__Data provided__.
-=-=-

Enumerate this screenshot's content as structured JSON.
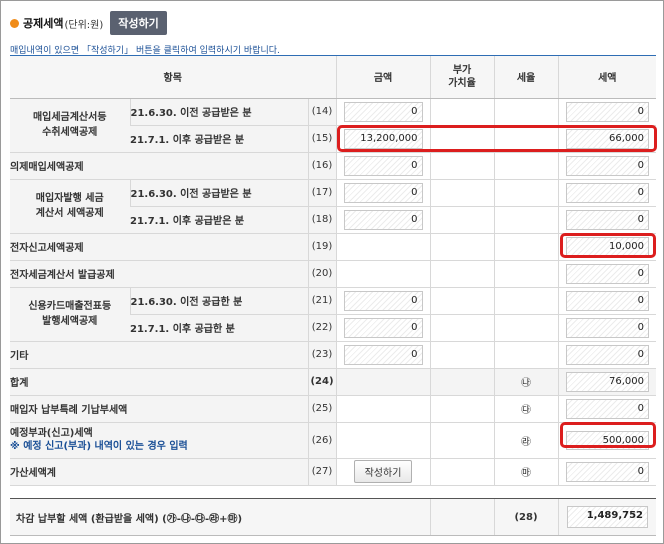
{
  "header": {
    "title": "공제세액",
    "unit": "(단위:원)",
    "write_button": "작성하기"
  },
  "notice": "매입내역이 있으면 「작성하기」 버튼을 클릭하여 입력하시기 바랍니다.",
  "columns": {
    "item": "항목",
    "amount": "금액",
    "vat_rate": "부가\n가치율",
    "tax_rate": "세율",
    "tax": "세액"
  },
  "rows": {
    "r14": {
      "group": "매입세금계산서등\n수취세액공제",
      "label": "21.6.30. 이전 공급받은 분",
      "num": "(14)",
      "amount": "0",
      "tax": "0"
    },
    "r15": {
      "label": "21.7.1. 이후 공급받은 분",
      "num": "(15)",
      "amount": "13,200,000",
      "tax": "66,000"
    },
    "r16": {
      "label": "의제매입세액공제",
      "num": "(16)",
      "amount": "0",
      "tax": "0"
    },
    "r17": {
      "group": "매입자발행 세금\n계산서 세액공제",
      "label": "21.6.30. 이전 공급받은 분",
      "num": "(17)",
      "amount": "0",
      "tax": "0"
    },
    "r18": {
      "label": "21.7.1. 이후 공급받은 분",
      "num": "(18)",
      "amount": "0",
      "tax": "0"
    },
    "r19": {
      "label": "전자신고세액공제",
      "num": "(19)",
      "tax": "10,000"
    },
    "r20": {
      "label": "전자세금계산서 발급공제",
      "num": "(20)",
      "tax": "0"
    },
    "r21": {
      "group": "신용카드매출전표등\n발행세액공제",
      "label": "21.6.30. 이전 공급한 분",
      "num": "(21)",
      "amount": "0",
      "tax": "0"
    },
    "r22": {
      "label": "21.7.1. 이후 공급한 분",
      "num": "(22)",
      "amount": "0",
      "tax": "0"
    },
    "r23": {
      "label": "기타",
      "num": "(23)",
      "amount": "0",
      "tax": "0"
    },
    "r24": {
      "label": "합계",
      "num": "(24)",
      "symbol": "㉯",
      "tax": "76,000"
    },
    "r25": {
      "label": "매입자 납부특례 기납부세액",
      "num": "(25)",
      "symbol": "㉰",
      "tax": "0"
    },
    "r26": {
      "label": "예정부과(신고)세액",
      "note": "※ 예정 신고(부과) 내역이 있는 경우 입력",
      "num": "(26)",
      "symbol": "㉱",
      "tax": "500,000"
    },
    "r27": {
      "label": "가산세액계",
      "num": "(27)",
      "button": "작성하기",
      "symbol": "㉲",
      "tax": "0"
    }
  },
  "total": {
    "label": "차감 납부할 세액 (환급받을 세액) (㉮-㉯-㉰-㉱+㉲)",
    "num": "(28)",
    "tax": "1,489,752"
  },
  "highlight_color": "#dc1e1e"
}
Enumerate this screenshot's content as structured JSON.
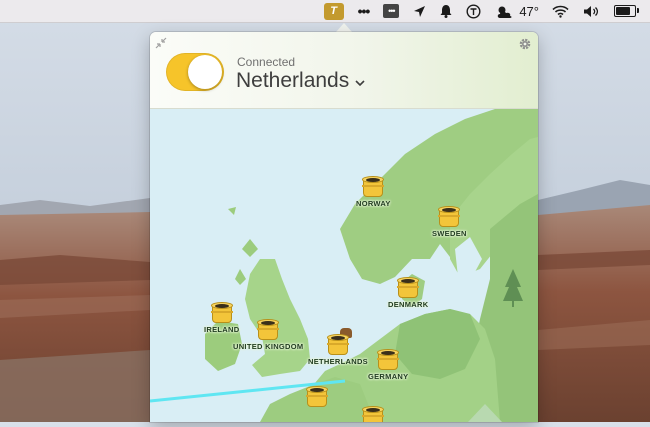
{
  "menubar": {
    "app_icon_letter": "T",
    "more_dots": "•••",
    "box_dots": "•••",
    "weather_temp": "47°",
    "icons": [
      "tunnelbear-icon",
      "more-icon",
      "extras-icon",
      "location-arrow-icon",
      "bell-icon",
      "clock-icon",
      "weather-icon",
      "wifi-icon",
      "volume-icon",
      "battery-icon"
    ]
  },
  "vpn": {
    "status": "Connected",
    "country": "Netherlands",
    "toggle_on": true,
    "accent": "#f6c42a"
  },
  "map": {
    "locations": [
      {
        "label": "NORWAY"
      },
      {
        "label": "SWEDEN"
      },
      {
        "label": "DENMARK"
      },
      {
        "label": "IRELAND"
      },
      {
        "label": "UNITED KINGDOM"
      },
      {
        "label": "NETHERLANDS"
      },
      {
        "label": "GERMANY"
      }
    ],
    "land_color": "#9ccc7d",
    "sea_color": "#d9eef5"
  }
}
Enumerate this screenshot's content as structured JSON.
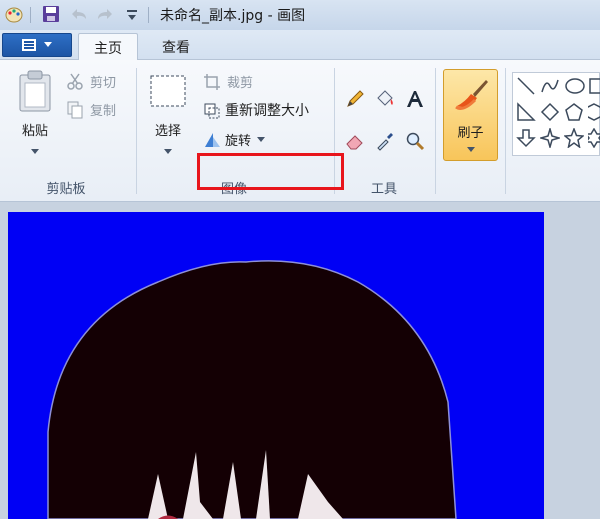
{
  "window": {
    "title": "未命名_副本.jpg - 画图"
  },
  "tabs": {
    "home": "主页",
    "view": "查看"
  },
  "clipboard": {
    "paste": "粘贴",
    "cut": "剪切",
    "copy": "复制",
    "group_label": "剪贴板"
  },
  "image": {
    "select": "选择",
    "crop": "裁剪",
    "resize": "重新调整大小",
    "rotate": "旋转",
    "group_label": "图像"
  },
  "tools": {
    "group_label": "工具"
  },
  "brushes": {
    "label": "刷子"
  },
  "colors": {
    "canvas_background": "#0000f5",
    "hair": "#140004",
    "highlight": "#e8151c"
  }
}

-=-=-

__Short task__. Drop the images and repeat the data exactly.

__Written response__.
Enumerate this screenshot's content as structured JSON.
{
  "header": {
    "title": "공제세액",
    "unit": "(단위:원)",
    "write_button": "작성하기"
  },
  "notice": "매입내역이 있으면 「작성하기」 버튼을 클릭하여 입력하시기 바랍니다.",
  "columns": {
    "item": "항목",
    "amount": "금액",
    "vat_rate": "부가\n가치율",
    "tax_rate": "세율",
    "tax": "세액"
  },
  "rows": {
    "r14": {
      "group": "매입세금계산서등\n수취세액공제",
      "label": "21.6.30. 이전 공급받은 분",
      "num": "(14)",
      "amount": "0",
      "tax": "0"
    },
    "r15": {
      "label": "21.7.1. 이후 공급받은 분",
      "num": "(15)",
      "amount": "13,200,000",
      "tax": "66,000"
    },
    "r16": {
      "label": "의제매입세액공제",
      "num": "(16)",
      "amount": "0",
      "tax": "0"
    },
    "r17": {
      "group": "매입자발행 세금\n계산서 세액공제",
      "label": "21.6.30. 이전 공급받은 분",
      "num": "(17)",
      "amount": "0",
      "tax": "0"
    },
    "r18": {
      "label": "21.7.1. 이후 공급받은 분",
      "num": "(18)",
      "amount": "0",
      "tax": "0"
    },
    "r19": {
      "label": "전자신고세액공제",
      "num": "(19)",
      "tax": "10,000"
    },
    "r20": {
      "label": "전자세금계산서 발급공제",
      "num": "(20)",
      "tax": "0"
    },
    "r21": {
      "group": "신용카드매출전표등\n발행세액공제",
      "label": "21.6.30. 이전 공급한 분",
      "num": "(21)",
      "amount": "0",
      "tax": "0"
    },
    "r22": {
      "label": "21.7.1. 이후 공급한 분",
      "num": "(22)",
      "amount": "0",
      "tax": "0"
    },
    "r23": {
      "label": "기타",
      "num": "(23)",
      "amount": "0",
      "tax": "0"
    },
    "r24": {
      "label": "합계",
      "num": "(24)",
      "symbol": "㉯",
      "tax": "76,000"
    },
    "r25": {
      "label": "매입자 납부특례 기납부세액",
      "num": "(25)",
      "symbol": "㉰",
      "tax": "0"
    },
    "r26": {
      "label": "예정부과(신고)세액",
      "note": "※ 예정 신고(부과) 내역이 있는 경우 입력",
      "num": "(26)",
      "symbol": "㉱",
      "tax": "500,000"
    },
    "r27": {
      "label": "가산세액계",
      "num": "(27)",
      "button": "작성하기",
      "symbol": "㉲",
      "tax": "0"
    }
  },
  "total": {
    "label": "차감 납부할 세액 (환급받을 세액) (㉮-㉯-㉰-㉱+㉲)",
    "num": "(28)",
    "tax": "1,489,752"
  },
  "highlight_color": "#dc1e1e"
}
Enumerate this screenshot's content as structured JSON.
{
  "menubar": {
    "app_icon_letter": "T",
    "more_dots": "•••",
    "box_dots": "•••",
    "weather_temp": "47°",
    "icons": [
      "tunnelbear-icon",
      "more-icon",
      "extras-icon",
      "location-arrow-icon",
      "bell-icon",
      "clock-icon",
      "weather-icon",
      "wifi-icon",
      "volume-icon",
      "battery-icon"
    ]
  },
  "vpn": {
    "status": "Connected",
    "country": "Netherlands",
    "toggle_on": true,
    "accent": "#f6c42a"
  },
  "map": {
    "locations": [
      {
        "label": "NORWAY"
      },
      {
        "label": "SWEDEN"
      },
      {
        "label": "DENMARK"
      },
      {
        "label": "IRELAND"
      },
      {
        "label": "UNITED KINGDOM"
      },
      {
        "label": "NETHERLANDS"
      },
      {
        "label": "GERMANY"
      }
    ],
    "land_color": "#9ccc7d",
    "sea_color": "#d9eef5"
  }
}
Enumerate this screenshot's content as structured JSON.
{
  "window": {
    "title": "未命名_副本.jpg - 画图"
  },
  "tabs": {
    "home": "主页",
    "view": "查看"
  },
  "clipboard": {
    "paste": "粘贴",
    "cut": "剪切",
    "copy": "复制",
    "group_label": "剪贴板"
  },
  "image": {
    "select": "选择",
    "crop": "裁剪",
    "resize": "重新调整大小",
    "rotate": "旋转",
    "group_label": "图像"
  },
  "tools": {
    "group_label": "工具"
  },
  "brushes": {
    "label": "刷子"
  },
  "colors": {
    "canvas_background": "#0000f5",
    "hair": "#140004",
    "highlight": "#e8151c"
  }
}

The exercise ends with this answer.